§ **Data section**:
┄┄┄┄┄┄┄┄┄┄┄┄┄┄┄┄┄┄┄┄
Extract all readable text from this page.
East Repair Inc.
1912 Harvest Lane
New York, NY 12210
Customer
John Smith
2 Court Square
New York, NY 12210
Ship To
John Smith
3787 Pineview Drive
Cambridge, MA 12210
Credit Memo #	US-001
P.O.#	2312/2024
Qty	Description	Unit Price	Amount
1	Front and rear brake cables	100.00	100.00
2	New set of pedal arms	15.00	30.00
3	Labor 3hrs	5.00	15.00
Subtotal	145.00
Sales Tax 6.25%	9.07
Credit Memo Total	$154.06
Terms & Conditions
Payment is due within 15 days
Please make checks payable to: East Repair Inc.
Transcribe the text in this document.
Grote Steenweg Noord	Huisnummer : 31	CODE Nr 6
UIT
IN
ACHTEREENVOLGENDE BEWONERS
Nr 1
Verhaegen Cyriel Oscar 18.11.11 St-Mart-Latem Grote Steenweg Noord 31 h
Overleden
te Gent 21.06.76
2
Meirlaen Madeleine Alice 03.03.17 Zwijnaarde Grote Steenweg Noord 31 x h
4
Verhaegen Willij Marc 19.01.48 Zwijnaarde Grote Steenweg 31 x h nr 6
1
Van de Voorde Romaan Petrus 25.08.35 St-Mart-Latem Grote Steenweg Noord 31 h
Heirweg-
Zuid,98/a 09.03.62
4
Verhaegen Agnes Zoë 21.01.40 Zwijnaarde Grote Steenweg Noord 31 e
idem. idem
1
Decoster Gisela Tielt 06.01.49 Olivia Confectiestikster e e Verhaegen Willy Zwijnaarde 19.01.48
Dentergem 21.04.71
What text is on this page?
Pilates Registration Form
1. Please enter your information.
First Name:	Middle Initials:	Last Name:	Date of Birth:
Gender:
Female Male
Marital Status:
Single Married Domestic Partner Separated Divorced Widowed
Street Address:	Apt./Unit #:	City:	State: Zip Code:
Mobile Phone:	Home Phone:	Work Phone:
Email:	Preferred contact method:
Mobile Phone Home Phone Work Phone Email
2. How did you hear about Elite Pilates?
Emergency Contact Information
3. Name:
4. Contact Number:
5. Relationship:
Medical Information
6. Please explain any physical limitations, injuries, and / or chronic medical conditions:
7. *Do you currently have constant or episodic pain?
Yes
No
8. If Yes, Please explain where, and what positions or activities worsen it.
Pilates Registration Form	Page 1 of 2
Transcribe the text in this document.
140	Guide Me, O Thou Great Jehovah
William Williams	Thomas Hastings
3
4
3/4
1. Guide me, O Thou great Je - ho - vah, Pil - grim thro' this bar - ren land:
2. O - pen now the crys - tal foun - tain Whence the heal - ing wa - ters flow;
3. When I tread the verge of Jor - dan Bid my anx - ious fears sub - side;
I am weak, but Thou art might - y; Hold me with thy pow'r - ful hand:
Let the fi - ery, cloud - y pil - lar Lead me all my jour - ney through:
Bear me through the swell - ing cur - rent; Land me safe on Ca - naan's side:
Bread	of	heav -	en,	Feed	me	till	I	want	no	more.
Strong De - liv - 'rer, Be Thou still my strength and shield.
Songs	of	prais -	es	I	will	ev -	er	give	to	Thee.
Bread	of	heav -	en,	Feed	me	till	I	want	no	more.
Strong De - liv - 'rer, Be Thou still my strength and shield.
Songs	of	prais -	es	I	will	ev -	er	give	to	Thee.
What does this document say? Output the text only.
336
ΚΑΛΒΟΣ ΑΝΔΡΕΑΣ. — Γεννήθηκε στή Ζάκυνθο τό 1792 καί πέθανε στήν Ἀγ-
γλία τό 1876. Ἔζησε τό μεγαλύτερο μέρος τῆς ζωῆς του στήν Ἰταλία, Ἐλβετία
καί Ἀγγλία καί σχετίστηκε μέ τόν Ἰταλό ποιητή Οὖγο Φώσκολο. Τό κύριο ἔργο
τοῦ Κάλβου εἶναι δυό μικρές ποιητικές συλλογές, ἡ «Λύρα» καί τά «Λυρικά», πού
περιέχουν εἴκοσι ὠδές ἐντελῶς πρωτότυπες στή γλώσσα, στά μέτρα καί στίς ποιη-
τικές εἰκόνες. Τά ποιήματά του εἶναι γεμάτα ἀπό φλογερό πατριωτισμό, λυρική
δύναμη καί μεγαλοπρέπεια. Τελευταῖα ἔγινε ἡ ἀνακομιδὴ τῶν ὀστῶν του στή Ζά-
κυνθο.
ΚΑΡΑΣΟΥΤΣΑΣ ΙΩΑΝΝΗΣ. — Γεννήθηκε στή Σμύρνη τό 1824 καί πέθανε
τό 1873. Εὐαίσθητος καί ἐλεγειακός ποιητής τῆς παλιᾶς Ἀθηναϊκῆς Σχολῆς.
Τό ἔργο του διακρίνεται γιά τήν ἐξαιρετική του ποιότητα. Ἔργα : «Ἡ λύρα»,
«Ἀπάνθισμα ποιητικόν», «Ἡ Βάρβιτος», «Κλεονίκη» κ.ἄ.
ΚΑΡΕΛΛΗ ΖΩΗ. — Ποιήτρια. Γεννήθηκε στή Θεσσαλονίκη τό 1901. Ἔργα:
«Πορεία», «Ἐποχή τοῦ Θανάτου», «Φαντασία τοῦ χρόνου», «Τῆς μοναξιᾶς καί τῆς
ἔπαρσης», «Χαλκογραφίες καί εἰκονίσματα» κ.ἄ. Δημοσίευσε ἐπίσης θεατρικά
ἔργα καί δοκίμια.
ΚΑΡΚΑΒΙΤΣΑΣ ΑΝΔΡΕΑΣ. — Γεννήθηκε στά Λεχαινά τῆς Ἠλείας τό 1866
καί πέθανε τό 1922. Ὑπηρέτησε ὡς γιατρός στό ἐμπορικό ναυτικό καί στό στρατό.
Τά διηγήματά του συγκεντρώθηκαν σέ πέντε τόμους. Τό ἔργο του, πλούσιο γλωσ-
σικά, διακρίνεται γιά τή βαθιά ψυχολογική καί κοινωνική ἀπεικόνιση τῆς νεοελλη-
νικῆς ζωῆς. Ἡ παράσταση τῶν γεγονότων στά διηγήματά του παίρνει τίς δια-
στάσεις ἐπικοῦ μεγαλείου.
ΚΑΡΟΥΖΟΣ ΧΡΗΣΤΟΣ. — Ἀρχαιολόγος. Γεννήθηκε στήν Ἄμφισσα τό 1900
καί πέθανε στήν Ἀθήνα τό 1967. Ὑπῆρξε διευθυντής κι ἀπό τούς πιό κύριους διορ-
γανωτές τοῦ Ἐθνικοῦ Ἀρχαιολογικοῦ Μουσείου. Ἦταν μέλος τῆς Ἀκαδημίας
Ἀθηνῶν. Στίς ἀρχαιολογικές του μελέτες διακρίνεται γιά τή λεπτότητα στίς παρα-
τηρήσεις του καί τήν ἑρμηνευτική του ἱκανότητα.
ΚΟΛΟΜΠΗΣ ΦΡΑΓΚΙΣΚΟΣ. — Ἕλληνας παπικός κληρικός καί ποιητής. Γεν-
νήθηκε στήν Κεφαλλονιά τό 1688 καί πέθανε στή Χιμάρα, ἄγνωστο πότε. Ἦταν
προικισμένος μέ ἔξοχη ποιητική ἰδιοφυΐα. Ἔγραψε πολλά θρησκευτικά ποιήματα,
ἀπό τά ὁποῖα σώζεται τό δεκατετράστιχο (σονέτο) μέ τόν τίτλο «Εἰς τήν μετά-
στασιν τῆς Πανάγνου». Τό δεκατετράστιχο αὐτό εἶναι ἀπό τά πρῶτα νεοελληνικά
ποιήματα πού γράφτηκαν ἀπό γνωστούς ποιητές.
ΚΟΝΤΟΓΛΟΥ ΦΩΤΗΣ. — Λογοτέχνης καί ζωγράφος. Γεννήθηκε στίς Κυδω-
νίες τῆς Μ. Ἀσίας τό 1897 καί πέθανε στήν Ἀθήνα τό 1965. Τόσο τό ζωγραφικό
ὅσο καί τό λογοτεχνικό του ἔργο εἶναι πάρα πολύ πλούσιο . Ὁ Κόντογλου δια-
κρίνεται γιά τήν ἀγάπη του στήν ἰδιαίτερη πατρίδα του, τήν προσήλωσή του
┄┄┄┄┄┄┄┄┄┄┄┄┄┄┄┄┄┄┄┄
§ **Directions**: Find every line in the records that contains the word "διακρίνεται"; copy those lines.

§ **Exercise answer**:
Τό ἔργο του διακρίνεται γιά τήν ἐξαιρετική του ποιότητα. Ἔργα : «Ἡ λύρα»,
σικά, διακρίνεται γιά τή βαθιά ψυχολογική καί κοινωνική ἀπεικόνιση τῆς νεοελλη-
Ἀθηνῶν. Στίς ἀρχαιολογικές του μελέτες διακρίνεται γιά τή λεπτότητα στίς παρα-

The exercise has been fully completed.